RECORDS PROVIDED -
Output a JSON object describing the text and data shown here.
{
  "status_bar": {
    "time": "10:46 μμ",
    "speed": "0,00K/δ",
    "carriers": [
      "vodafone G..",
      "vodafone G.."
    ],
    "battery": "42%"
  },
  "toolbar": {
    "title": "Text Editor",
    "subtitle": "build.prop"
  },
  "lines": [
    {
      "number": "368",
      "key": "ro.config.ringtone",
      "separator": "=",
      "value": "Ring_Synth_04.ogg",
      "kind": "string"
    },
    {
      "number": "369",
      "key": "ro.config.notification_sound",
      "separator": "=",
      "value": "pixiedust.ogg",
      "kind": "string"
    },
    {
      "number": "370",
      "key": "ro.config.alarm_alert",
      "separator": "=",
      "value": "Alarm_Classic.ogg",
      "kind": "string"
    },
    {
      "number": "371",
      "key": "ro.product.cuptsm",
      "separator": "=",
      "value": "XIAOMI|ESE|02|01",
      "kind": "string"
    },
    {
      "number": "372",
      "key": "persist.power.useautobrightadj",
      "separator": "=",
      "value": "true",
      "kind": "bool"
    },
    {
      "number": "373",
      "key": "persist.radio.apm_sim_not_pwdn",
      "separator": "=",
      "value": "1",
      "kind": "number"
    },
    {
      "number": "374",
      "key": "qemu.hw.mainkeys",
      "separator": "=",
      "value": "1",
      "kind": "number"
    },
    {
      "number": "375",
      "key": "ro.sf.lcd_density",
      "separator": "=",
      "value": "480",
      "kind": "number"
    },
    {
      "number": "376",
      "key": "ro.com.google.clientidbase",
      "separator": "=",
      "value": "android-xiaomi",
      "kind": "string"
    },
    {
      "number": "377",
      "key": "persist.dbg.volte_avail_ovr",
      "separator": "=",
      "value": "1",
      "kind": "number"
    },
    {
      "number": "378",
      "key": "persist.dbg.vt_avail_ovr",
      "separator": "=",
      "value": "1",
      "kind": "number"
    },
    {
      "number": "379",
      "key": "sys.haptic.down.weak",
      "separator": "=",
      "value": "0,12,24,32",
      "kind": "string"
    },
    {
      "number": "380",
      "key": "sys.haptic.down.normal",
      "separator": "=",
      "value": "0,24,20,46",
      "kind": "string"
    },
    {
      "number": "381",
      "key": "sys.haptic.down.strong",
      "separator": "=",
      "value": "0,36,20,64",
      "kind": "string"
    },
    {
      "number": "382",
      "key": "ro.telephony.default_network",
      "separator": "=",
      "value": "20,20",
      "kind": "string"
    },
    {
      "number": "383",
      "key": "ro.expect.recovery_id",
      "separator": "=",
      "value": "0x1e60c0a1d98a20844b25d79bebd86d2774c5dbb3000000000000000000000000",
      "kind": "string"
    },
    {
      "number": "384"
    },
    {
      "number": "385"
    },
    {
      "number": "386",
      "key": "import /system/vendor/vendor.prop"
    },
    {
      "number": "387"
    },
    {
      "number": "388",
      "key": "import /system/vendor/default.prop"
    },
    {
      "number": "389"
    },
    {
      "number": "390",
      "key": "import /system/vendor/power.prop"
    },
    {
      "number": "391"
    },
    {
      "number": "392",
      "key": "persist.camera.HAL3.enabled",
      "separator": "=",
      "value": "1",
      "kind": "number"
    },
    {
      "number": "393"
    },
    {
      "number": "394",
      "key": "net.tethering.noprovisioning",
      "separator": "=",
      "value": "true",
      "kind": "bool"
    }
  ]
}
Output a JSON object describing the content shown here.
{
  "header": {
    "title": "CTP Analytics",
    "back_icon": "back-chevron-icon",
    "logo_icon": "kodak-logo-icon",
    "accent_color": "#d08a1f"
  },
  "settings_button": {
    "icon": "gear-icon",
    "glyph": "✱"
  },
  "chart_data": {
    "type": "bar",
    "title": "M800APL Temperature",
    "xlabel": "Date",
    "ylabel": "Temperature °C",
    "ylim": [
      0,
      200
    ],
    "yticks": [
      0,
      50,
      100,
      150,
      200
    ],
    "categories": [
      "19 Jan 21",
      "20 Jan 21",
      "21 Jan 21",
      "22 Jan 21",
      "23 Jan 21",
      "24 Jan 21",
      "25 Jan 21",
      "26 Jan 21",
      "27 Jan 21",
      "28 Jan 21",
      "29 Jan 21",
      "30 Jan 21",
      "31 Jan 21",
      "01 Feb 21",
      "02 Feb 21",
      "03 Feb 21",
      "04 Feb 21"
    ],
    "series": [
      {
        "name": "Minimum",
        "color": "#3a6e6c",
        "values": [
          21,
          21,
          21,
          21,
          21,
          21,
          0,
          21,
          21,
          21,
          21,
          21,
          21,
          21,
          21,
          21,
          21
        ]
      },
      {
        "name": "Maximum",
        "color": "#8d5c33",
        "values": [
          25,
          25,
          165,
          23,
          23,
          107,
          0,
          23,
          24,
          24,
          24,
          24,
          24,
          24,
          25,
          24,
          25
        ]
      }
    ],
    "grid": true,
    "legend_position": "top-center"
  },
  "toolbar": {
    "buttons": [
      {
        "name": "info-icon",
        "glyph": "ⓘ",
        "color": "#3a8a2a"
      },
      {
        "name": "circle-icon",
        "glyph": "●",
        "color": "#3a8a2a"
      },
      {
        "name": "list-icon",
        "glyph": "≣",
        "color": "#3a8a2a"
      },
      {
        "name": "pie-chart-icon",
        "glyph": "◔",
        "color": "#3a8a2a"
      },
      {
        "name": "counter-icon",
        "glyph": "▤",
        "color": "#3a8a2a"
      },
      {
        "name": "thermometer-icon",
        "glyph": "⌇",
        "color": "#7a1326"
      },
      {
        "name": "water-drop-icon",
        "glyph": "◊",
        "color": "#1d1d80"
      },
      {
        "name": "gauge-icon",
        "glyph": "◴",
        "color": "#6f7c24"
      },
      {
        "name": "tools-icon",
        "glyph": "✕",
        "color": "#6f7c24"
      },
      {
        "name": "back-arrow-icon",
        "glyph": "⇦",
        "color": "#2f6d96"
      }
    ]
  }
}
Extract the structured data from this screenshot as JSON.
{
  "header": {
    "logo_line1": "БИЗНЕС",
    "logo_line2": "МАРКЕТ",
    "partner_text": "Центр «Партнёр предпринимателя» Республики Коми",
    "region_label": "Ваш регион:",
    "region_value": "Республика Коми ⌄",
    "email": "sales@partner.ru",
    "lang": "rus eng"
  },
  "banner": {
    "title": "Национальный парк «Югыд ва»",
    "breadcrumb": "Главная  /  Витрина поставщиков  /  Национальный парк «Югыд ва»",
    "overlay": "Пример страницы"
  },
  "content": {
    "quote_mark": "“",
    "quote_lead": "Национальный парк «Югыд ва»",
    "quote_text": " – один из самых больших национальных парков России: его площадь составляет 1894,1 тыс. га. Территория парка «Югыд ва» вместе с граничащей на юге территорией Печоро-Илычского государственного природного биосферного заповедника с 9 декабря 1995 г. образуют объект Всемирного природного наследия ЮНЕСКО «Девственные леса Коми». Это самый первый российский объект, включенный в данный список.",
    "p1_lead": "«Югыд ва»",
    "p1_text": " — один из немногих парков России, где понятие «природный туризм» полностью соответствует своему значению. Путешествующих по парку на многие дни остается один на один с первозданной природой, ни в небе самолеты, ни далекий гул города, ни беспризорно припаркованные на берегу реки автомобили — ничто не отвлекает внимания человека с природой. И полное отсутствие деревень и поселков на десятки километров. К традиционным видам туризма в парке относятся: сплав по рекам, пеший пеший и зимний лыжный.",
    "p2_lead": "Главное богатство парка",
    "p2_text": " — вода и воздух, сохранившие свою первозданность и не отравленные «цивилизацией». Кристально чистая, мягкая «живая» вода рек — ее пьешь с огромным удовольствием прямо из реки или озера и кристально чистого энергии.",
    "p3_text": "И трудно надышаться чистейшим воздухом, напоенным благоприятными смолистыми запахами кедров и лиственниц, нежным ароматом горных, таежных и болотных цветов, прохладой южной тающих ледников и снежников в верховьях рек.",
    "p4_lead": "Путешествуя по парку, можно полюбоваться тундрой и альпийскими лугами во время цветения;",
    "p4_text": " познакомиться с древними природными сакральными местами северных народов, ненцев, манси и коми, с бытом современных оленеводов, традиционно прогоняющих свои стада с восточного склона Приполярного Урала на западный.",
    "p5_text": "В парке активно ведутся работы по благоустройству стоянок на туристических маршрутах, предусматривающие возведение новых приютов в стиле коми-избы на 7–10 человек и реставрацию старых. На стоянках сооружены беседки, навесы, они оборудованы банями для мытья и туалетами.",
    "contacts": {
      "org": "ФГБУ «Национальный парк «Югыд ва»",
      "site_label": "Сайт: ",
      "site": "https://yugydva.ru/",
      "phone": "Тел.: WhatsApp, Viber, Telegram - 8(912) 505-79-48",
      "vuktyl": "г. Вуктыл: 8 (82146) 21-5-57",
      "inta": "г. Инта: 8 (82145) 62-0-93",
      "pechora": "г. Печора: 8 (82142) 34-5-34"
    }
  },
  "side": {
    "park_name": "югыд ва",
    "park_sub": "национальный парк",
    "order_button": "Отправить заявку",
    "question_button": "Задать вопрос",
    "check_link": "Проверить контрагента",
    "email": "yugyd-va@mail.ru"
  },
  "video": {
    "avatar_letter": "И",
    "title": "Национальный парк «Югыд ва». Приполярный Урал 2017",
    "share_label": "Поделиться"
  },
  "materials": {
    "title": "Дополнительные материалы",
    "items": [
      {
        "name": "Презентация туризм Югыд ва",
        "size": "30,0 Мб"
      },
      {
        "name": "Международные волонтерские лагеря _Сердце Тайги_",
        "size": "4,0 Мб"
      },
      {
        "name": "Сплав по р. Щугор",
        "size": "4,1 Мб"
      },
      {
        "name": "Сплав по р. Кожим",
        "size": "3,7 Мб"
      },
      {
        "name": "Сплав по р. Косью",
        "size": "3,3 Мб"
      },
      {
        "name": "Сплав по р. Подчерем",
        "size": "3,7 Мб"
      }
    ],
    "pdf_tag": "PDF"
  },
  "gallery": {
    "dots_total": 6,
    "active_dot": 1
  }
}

TASK TO COMPLETE - Choose all lines containing the string "glyph" and copy them out.

REPLY -
    "glyph": "✱"
        "glyph": "ⓘ",
        "glyph": "●",
        "glyph": "≣",
        "glyph": "◔",
        "glyph": "▤",
        "glyph": "⌇",
        "glyph": "◊",
        "glyph": "◴",
        "glyph": "✕",
        "glyph": "⇦",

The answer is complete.